Your goal | Retype each line of the listing. Do not alter anything.

Start of Block

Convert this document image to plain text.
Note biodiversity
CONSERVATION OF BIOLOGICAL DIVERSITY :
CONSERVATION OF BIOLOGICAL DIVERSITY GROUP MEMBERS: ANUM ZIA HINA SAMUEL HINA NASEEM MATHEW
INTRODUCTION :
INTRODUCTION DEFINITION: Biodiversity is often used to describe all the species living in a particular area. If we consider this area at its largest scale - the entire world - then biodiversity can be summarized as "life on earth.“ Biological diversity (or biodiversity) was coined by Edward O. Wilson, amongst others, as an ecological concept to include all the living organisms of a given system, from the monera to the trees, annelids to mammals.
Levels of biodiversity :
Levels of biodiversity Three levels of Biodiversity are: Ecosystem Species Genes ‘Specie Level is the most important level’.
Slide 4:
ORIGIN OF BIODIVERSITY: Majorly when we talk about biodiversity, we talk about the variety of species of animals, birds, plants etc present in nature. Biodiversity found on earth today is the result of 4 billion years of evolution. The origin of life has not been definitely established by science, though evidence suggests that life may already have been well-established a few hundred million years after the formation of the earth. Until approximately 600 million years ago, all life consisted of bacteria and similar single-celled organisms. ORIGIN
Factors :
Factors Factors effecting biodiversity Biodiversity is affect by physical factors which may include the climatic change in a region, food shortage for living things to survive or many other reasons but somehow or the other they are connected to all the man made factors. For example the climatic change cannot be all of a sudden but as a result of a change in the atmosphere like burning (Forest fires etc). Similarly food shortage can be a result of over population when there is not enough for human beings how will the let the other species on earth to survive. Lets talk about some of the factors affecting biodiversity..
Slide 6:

End of Block

Solution to the problem |
Convert this document image to plain text.
Note biodiversity
CONSERVATION OF BIOLOGICAL DIVERSITY :
CONSERVATION OF BIOLOGICAL DIVERSITY GROUP MEMBERS: ANUM ZIA HINA SAMUEL HINA NASEEM MATHEW
INTRODUCTION :
INTRODUCTION DEFINITION: Biodiversity is often used to describe all the species living in a particular area. If we consider this area at its largest scale - the entire world - then biodiversity can be summarized as "life on earth.“ Biological diversity (or biodiversity) was coined by Edward O. Wilson, amongst others, as an ecological concept to include all the living organisms of a given system, from the monera to the trees, annelids to mammals.
Levels of biodiversity :
Levels of biodiversity Three levels of Biodiversity are: Ecosystem Species Genes ‘Specie Level is the most important level’.
Slide 4:
ORIGIN OF BIODIVERSITY: Majorly when we talk about biodiversity, we talk about the variety of species of animals, birds, plants etc present in nature. Biodiversity found on earth today is the result of 4 billion years of evolution. The origin of life has not been definitely established by science, though evidence suggests that life may already have been well-established a few hundred million years after the formation of the earth. Until approximately 600 million years ago, all life consisted of bacteria and similar single-celled organisms. ORIGIN
Factors :
Factors Factors effecting biodiversity Biodiversity is affect by physical factors which may include the climatic change in a region, food shortage for living things to survive or many other reasons but somehow or the other they are connected to all the man made factors. For example the climatic change cannot be all of a sudden but as a result of a change in the atmosphere like burning (Forest fires etc). Similarly food shortage can be a result of over population when there is not enough for human beings how will the let the other species on earth to survive. Lets talk about some of the factors affecting biodiversity..
Slide 6:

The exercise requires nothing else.